[Materials provided start]
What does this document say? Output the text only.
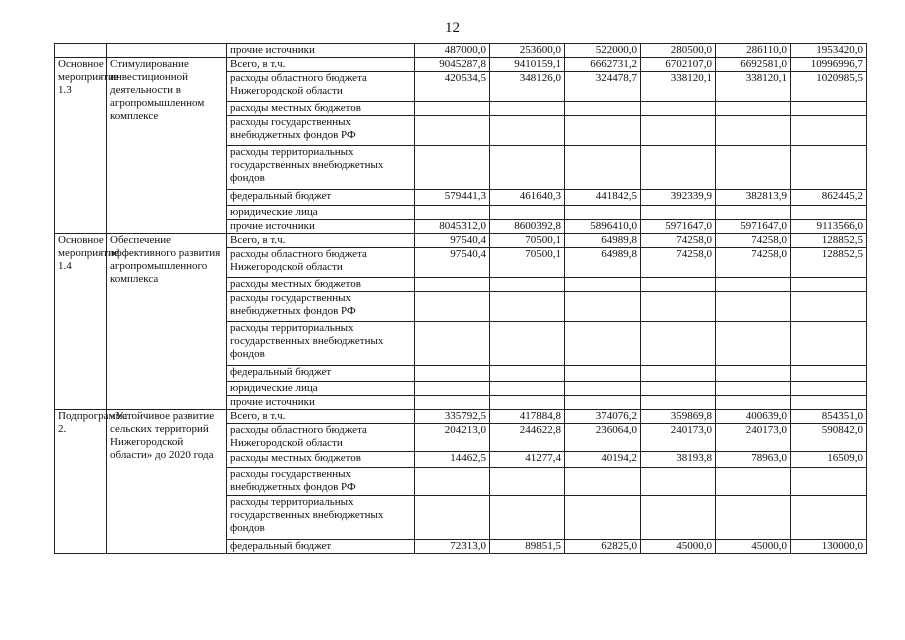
12
		прочие источники	487000,0	253600,0	522000,0	280500,0	286110,0	1953420,0
Основное мероприятие 1.3	Стимулирование инвестиционной деятельности в агропромышленном комплексе	Всего, в т.ч.	9045287,8	9410159,1	6662731,2	6702107,0	6692581,0	10996996,7
		расходы областного бюджета Нижегородской области	420534,5	348126,0	324478,7	338120,1	338120,1	1020985,5
		расходы местных бюджетов						
		расходы государственных внебюджетных фондов РФ						
		расходы территориальных государственных внебюджетных фондов						
		федеральный бюджет	579441,3	461640,3	441842,5	392339,9	382813,9	862445,2
		юридические лица						
		прочие источники	8045312,0	8600392,8	5896410,0	5971647,0	5971647,0	9113566,0
Основное мероприятие 1.4	Обеспечение эффективного развития агропромышленного комплекса	Всего, в т.ч.	97540,4	70500,1	64989,8	74258,0	74258,0	128852,5
		расходы областного бюджета Нижегородской области	97540,4	70500,1	64989,8	74258,0	74258,0	128852,5
		расходы местных бюджетов						
		расходы государственных внебюджетных фондов РФ						
		расходы территориальных государственных внебюджетных фондов						
		федеральный бюджет						
		юридические лица						
		прочие источники						
Подпрограмма 2.	«Устойчивое развитие сельских территорий Нижегородской области» до 2020 года	Всего, в т.ч.	335792,5	417884,8	374076,2	359869,8	400639,0	854351,0
		расходы областного бюджета Нижегородской области	204213,0	244622,8	236064,0	240173,0	240173,0	590842,0
		расходы местных бюджетов	14462,5	41277,4	40194,2	38193,8	78963,0	16509,0
		расходы государственных внебюджетных фондов РФ						
		расходы территориальных государственных внебюджетных фондов						
		федеральный бюджет	72313,0	89851,5	62825,0	45000,0	45000,0	130000,0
[Materials provided end]
■ **Your task**: For each line of the entries that includes "прочие", show that line.

■ **Completed exercise**:
		прочие источники	487000,0	253600,0	522000,0	280500,0	286110,0	1953420,0
		прочие источники	8045312,0	8600392,8	5896410,0	5971647,0	5971647,0	9113566,0
		прочие источники						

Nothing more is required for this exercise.